Copy out all the lines where "master" shows up.

## Begin MATERIAL PROVIDED

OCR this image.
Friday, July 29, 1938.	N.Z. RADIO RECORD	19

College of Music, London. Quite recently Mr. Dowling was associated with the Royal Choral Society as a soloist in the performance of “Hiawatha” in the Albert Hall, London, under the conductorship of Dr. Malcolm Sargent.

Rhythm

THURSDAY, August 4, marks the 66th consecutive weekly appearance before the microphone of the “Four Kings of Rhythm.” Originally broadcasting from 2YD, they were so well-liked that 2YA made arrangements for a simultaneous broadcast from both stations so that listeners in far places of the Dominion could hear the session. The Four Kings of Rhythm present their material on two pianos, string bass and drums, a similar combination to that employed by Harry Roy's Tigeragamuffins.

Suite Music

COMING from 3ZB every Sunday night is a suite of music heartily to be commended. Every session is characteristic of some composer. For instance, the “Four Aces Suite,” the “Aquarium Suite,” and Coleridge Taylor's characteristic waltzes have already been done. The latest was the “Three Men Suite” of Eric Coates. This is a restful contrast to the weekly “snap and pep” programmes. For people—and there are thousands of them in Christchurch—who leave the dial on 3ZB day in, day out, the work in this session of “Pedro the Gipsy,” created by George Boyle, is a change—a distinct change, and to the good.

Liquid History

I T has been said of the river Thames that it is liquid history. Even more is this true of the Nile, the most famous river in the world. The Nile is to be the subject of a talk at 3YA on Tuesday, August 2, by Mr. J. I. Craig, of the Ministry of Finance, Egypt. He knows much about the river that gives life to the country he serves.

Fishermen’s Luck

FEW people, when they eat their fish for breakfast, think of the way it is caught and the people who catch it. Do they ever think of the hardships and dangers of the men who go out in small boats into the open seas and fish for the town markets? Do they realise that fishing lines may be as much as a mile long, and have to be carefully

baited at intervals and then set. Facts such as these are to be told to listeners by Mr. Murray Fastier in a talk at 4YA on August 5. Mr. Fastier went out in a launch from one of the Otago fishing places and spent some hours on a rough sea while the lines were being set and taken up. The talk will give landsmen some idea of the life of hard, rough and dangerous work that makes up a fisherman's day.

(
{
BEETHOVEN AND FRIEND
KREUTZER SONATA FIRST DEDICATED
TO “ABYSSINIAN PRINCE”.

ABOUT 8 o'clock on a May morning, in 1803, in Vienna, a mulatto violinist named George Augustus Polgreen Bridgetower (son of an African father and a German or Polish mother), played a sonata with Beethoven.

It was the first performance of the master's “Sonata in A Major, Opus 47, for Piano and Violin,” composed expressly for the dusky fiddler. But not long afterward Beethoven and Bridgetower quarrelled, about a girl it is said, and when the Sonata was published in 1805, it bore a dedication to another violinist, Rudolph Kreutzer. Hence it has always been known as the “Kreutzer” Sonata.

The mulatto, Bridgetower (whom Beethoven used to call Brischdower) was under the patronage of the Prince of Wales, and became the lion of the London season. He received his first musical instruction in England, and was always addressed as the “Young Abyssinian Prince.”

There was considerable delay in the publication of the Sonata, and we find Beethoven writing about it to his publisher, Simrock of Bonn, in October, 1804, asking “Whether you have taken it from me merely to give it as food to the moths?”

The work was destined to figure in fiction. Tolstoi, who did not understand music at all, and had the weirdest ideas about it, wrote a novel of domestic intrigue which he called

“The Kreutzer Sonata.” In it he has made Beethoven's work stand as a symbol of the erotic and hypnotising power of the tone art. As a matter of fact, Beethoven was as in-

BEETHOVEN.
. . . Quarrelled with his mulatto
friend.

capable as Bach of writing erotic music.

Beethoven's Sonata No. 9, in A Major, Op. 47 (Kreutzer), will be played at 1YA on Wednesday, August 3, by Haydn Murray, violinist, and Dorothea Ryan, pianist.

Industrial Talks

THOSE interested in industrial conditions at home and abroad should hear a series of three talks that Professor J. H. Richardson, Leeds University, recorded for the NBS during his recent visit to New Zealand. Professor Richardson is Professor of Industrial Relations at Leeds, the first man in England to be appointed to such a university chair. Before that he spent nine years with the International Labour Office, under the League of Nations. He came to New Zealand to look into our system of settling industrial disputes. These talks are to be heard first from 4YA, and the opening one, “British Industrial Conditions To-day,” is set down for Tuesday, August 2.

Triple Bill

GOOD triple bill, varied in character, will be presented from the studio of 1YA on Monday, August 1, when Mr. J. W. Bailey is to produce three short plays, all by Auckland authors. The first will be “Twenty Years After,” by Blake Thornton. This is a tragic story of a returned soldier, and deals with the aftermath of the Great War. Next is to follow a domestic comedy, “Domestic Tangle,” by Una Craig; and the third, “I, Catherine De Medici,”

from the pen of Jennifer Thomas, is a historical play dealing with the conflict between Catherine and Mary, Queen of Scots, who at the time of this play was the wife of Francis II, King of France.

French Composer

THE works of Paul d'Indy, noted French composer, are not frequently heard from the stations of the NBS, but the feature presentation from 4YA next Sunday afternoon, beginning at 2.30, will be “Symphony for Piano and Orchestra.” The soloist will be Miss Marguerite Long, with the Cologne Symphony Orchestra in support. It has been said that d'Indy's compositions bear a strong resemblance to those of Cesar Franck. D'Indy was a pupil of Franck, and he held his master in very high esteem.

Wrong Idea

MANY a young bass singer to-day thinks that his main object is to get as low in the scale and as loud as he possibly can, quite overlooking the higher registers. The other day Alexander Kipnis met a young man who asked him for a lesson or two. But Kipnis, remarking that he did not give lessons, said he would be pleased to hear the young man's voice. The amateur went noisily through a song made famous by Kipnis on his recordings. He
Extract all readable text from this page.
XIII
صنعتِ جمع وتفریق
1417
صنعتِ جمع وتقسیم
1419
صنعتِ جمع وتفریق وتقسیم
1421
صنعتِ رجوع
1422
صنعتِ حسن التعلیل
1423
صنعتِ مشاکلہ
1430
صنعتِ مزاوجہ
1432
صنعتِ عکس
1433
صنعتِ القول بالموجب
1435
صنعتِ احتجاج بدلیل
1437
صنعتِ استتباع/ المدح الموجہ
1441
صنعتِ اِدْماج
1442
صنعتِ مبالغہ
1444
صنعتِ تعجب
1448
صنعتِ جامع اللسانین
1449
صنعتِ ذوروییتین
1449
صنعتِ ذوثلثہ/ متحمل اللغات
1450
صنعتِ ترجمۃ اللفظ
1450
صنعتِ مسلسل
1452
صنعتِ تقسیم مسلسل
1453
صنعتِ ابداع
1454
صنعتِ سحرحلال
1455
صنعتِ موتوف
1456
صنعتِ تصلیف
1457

## End MATERIAL PROVIDED

OUTPUT FOR THIS EXERCISE »
It was the first performance of the master's “Sonata in A Major, Opus 47, for Piano and Violin,” composed expressly for the dusky fiddler. But not long afterward Beethoven and Bridgetower quarrelled, about a girl it is said, and when the Sonata was published in 1805, it bore a dedication to another violinist, Rudolph Kreutzer. Hence it has always been known as the “Kreutzer” Sonata.
THE works of Paul d'Indy, noted French composer, are not frequently heard from the stations of the NBS, but the feature presentation from 4YA next Sunday afternoon, beginning at 2.30, will be “Symphony for Piano and Orchestra.” The soloist will be Miss Marguerite Long, with the Cologne Symphony Orchestra in support. It has been said that d'Indy's compositions bear a strong resemblance to those of Cesar Franck. D'Indy was a pupil of Franck, and he held his master in very high esteem.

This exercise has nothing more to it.